### Entries
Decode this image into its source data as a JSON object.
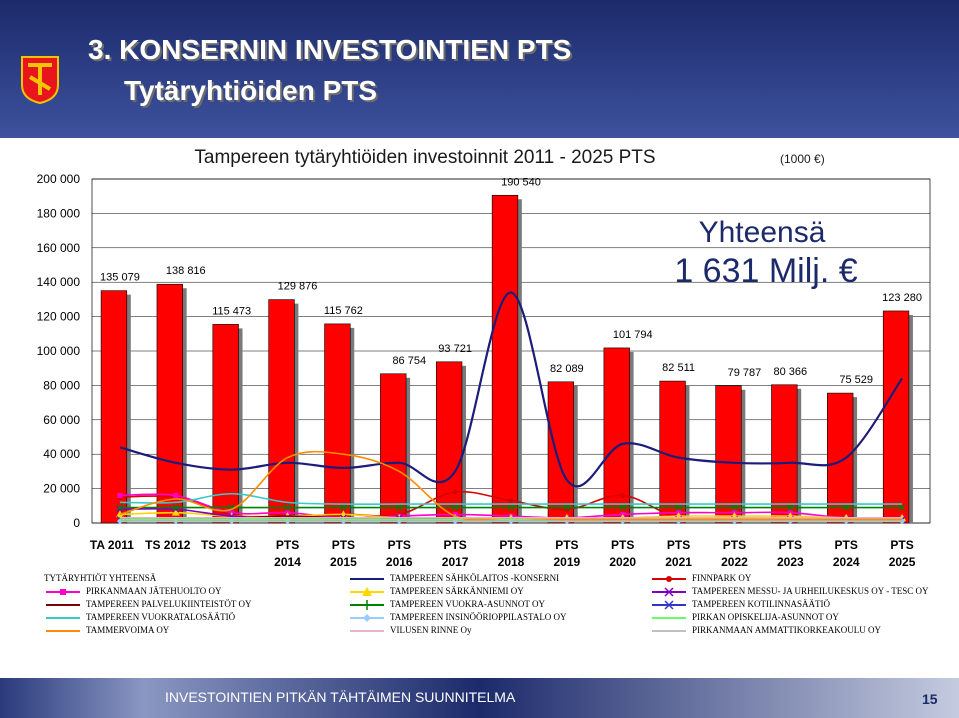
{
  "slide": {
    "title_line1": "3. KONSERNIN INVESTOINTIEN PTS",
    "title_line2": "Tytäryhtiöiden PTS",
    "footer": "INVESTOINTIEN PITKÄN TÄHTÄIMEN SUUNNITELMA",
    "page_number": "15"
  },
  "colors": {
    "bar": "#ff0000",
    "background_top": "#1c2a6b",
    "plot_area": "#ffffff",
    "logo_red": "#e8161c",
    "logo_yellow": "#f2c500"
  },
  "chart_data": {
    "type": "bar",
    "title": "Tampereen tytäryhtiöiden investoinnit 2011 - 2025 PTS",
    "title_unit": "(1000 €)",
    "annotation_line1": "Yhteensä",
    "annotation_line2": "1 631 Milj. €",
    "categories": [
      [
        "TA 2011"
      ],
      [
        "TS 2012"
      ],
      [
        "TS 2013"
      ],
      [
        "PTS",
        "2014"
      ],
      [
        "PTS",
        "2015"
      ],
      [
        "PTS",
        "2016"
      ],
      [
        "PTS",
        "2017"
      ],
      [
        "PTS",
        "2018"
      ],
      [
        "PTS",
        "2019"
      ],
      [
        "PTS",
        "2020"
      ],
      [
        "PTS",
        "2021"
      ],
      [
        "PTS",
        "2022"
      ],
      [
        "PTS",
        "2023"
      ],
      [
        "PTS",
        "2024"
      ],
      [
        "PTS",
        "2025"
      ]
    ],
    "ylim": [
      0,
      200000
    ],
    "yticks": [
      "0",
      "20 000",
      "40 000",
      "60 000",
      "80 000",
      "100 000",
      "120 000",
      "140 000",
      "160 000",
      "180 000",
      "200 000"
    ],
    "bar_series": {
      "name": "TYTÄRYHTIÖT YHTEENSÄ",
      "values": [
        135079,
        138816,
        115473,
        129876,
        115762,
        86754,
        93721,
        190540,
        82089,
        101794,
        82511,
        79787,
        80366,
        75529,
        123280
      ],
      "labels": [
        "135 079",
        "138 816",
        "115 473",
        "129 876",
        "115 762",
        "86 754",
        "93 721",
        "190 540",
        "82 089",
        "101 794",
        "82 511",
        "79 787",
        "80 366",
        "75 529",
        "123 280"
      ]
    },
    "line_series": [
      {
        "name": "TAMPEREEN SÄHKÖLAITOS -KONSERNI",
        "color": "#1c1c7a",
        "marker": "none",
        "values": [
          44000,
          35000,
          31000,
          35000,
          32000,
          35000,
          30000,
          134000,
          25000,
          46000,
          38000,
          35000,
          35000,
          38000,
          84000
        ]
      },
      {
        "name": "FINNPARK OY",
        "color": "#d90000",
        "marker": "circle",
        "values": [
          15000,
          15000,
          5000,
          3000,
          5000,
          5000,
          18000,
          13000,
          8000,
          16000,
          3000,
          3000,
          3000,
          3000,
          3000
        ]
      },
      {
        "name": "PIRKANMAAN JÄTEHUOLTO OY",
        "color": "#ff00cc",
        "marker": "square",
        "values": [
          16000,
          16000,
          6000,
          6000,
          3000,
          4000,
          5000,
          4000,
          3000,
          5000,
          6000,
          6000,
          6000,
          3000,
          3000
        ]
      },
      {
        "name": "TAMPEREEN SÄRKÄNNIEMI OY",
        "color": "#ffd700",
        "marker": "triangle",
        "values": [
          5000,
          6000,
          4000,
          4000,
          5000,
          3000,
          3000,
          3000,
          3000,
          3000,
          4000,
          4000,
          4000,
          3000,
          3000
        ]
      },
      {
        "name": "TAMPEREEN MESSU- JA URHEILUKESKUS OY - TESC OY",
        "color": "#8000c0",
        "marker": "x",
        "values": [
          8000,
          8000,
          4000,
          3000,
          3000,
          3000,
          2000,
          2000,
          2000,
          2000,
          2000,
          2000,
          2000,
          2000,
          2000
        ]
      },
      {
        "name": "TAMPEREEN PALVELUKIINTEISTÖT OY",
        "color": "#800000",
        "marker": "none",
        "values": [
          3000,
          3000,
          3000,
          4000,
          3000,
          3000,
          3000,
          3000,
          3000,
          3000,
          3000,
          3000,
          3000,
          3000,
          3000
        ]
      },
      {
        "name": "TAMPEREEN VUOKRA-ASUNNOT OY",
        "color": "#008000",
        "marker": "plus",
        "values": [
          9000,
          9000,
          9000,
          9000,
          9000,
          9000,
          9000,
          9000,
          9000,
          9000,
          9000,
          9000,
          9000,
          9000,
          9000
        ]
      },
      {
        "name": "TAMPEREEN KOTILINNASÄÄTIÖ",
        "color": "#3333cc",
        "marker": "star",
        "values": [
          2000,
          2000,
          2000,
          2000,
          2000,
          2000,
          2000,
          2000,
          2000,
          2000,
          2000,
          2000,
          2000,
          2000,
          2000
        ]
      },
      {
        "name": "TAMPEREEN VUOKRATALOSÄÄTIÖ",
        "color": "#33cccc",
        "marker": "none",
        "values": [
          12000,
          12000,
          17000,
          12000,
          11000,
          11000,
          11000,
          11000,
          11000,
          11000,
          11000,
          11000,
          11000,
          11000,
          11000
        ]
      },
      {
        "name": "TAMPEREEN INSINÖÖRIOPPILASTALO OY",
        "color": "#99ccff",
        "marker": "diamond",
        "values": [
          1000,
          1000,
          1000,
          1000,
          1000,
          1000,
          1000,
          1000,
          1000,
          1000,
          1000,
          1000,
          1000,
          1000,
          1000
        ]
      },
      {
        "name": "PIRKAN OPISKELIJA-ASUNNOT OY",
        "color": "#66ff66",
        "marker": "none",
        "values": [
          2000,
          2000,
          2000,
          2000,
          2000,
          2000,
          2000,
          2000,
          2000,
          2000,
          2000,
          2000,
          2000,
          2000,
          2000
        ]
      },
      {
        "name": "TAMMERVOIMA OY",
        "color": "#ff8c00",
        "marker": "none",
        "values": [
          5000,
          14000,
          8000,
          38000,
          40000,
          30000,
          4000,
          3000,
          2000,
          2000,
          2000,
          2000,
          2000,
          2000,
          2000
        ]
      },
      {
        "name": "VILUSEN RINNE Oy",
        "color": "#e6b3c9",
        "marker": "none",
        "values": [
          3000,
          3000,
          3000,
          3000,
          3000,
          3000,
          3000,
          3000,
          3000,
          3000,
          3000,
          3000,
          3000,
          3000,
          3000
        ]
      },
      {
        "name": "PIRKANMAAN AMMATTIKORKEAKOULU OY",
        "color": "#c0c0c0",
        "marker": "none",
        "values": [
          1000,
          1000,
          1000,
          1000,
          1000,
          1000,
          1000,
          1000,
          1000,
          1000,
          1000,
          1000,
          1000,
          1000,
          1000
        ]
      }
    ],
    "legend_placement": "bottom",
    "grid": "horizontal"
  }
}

### What the task asks
Print each entry shown above with exact wording and no pictures.

### Task solution
Decode this image into its source data as a JSON object.
{
  "slide": {
    "title_line1": "3. KONSERNIN INVESTOINTIEN PTS",
    "title_line2": "Tytäryhtiöiden PTS",
    "footer": "INVESTOINTIEN PITKÄN TÄHTÄIMEN SUUNNITELMA",
    "page_number": "15"
  },
  "colors": {
    "bar": "#ff0000",
    "background_top": "#1c2a6b",
    "plot_area": "#ffffff",
    "logo_red": "#e8161c",
    "logo_yellow": "#f2c500"
  },
  "chart_data": {
    "type": "bar",
    "title": "Tampereen tytäryhtiöiden investoinnit 2011 - 2025 PTS",
    "title_unit": "(1000 €)",
    "annotation_line1": "Yhteensä",
    "annotation_line2": "1 631 Milj. €",
    "categories": [
      [
        "TA 2011"
      ],
      [
        "TS 2012"
      ],
      [
        "TS 2013"
      ],
      [
        "PTS",
        "2014"
      ],
      [
        "PTS",
        "2015"
      ],
      [
        "PTS",
        "2016"
      ],
      [
        "PTS",
        "2017"
      ],
      [
        "PTS",
        "2018"
      ],
      [
        "PTS",
        "2019"
      ],
      [
        "PTS",
        "2020"
      ],
      [
        "PTS",
        "2021"
      ],
      [
        "PTS",
        "2022"
      ],
      [
        "PTS",
        "2023"
      ],
      [
        "PTS",
        "2024"
      ],
      [
        "PTS",
        "2025"
      ]
    ],
    "ylim": [
      0,
      200000
    ],
    "yticks": [
      "0",
      "20 000",
      "40 000",
      "60 000",
      "80 000",
      "100 000",
      "120 000",
      "140 000",
      "160 000",
      "180 000",
      "200 000"
    ],
    "bar_series": {
      "name": "TYTÄRYHTIÖT YHTEENSÄ",
      "values": [
        135079,
        138816,
        115473,
        129876,
        115762,
        86754,
        93721,
        190540,
        82089,
        101794,
        82511,
        79787,
        80366,
        75529,
        123280
      ],
      "labels": [
        "135 079",
        "138 816",
        "115 473",
        "129 876",
        "115 762",
        "86 754",
        "93 721",
        "190 540",
        "82 089",
        "101 794",
        "82 511",
        "79 787",
        "80 366",
        "75 529",
        "123 280"
      ]
    },
    "line_series": [
      {
        "name": "TAMPEREEN SÄHKÖLAITOS -KONSERNI",
        "color": "#1c1c7a",
        "marker": "none",
        "values": [
          44000,
          35000,
          31000,
          35000,
          32000,
          35000,
          30000,
          134000,
          25000,
          46000,
          38000,
          35000,
          35000,
          38000,
          84000
        ]
      },
      {
        "name": "FINNPARK OY",
        "color": "#d90000",
        "marker": "circle",
        "values": [
          15000,
          15000,
          5000,
          3000,
          5000,
          5000,
          18000,
          13000,
          8000,
          16000,
          3000,
          3000,
          3000,
          3000,
          3000
        ]
      },
      {
        "name": "PIRKANMAAN JÄTEHUOLTO OY",
        "color": "#ff00cc",
        "marker": "square",
        "values": [
          16000,
          16000,
          6000,
          6000,
          3000,
          4000,
          5000,
          4000,
          3000,
          5000,
          6000,
          6000,
          6000,
          3000,
          3000
        ]
      },
      {
        "name": "TAMPEREEN SÄRKÄNNIEMI OY",
        "color": "#ffd700",
        "marker": "triangle",
        "values": [
          5000,
          6000,
          4000,
          4000,
          5000,
          3000,
          3000,
          3000,
          3000,
          3000,
          4000,
          4000,
          4000,
          3000,
          3000
        ]
      },
      {
        "name": "TAMPEREEN MESSU- JA URHEILUKESKUS OY - TESC OY",
        "color": "#8000c0",
        "marker": "x",
        "values": [
          8000,
          8000,
          4000,
          3000,
          3000,
          3000,
          2000,
          2000,
          2000,
          2000,
          2000,
          2000,
          2000,
          2000,
          2000
        ]
      },
      {
        "name": "TAMPEREEN PALVELUKIINTEISTÖT OY",
        "color": "#800000",
        "marker": "none",
        "values": [
          3000,
          3000,
          3000,
          4000,
          3000,
          3000,
          3000,
          3000,
          3000,
          3000,
          3000,
          3000,
          3000,
          3000,
          3000
        ]
      },
      {
        "name": "TAMPEREEN VUOKRA-ASUNNOT OY",
        "color": "#008000",
        "marker": "plus",
        "values": [
          9000,
          9000,
          9000,
          9000,
          9000,
          9000,
          9000,
          9000,
          9000,
          9000,
          9000,
          9000,
          9000,
          9000,
          9000
        ]
      },
      {
        "name": "TAMPEREEN KOTILINNASÄÄTIÖ",
        "color": "#3333cc",
        "marker": "star",
        "values": [
          2000,
          2000,
          2000,
          2000,
          2000,
          2000,
          2000,
          2000,
          2000,
          2000,
          2000,
          2000,
          2000,
          2000,
          2000
        ]
      },
      {
        "name": "TAMPEREEN VUOKRATALOSÄÄTIÖ",
        "color": "#33cccc",
        "marker": "none",
        "values": [
          12000,
          12000,
          17000,
          12000,
          11000,
          11000,
          11000,
          11000,
          11000,
          11000,
          11000,
          11000,
          11000,
          11000,
          11000
        ]
      },
      {
        "name": "TAMPEREEN INSINÖÖRIOPPILASTALO OY",
        "color": "#99ccff",
        "marker": "diamond",
        "values": [
          1000,
          1000,
          1000,
          1000,
          1000,
          1000,
          1000,
          1000,
          1000,
          1000,
          1000,
          1000,
          1000,
          1000,
          1000
        ]
      },
      {
        "name": "PIRKAN OPISKELIJA-ASUNNOT OY",
        "color": "#66ff66",
        "marker": "none",
        "values": [
          2000,
          2000,
          2000,
          2000,
          2000,
          2000,
          2000,
          2000,
          2000,
          2000,
          2000,
          2000,
          2000,
          2000,
          2000
        ]
      },
      {
        "name": "TAMMERVOIMA OY",
        "color": "#ff8c00",
        "marker": "none",
        "values": [
          5000,
          14000,
          8000,
          38000,
          40000,
          30000,
          4000,
          3000,
          2000,
          2000,
          2000,
          2000,
          2000,
          2000,
          2000
        ]
      },
      {
        "name": "VILUSEN RINNE Oy",
        "color": "#e6b3c9",
        "marker": "none",
        "values": [
          3000,
          3000,
          3000,
          3000,
          3000,
          3000,
          3000,
          3000,
          3000,
          3000,
          3000,
          3000,
          3000,
          3000,
          3000
        ]
      },
      {
        "name": "PIRKANMAAN AMMATTIKORKEAKOULU OY",
        "color": "#c0c0c0",
        "marker": "none",
        "values": [
          1000,
          1000,
          1000,
          1000,
          1000,
          1000,
          1000,
          1000,
          1000,
          1000,
          1000,
          1000,
          1000,
          1000,
          1000
        ]
      }
    ],
    "legend_placement": "bottom",
    "grid": "horizontal"
  }
}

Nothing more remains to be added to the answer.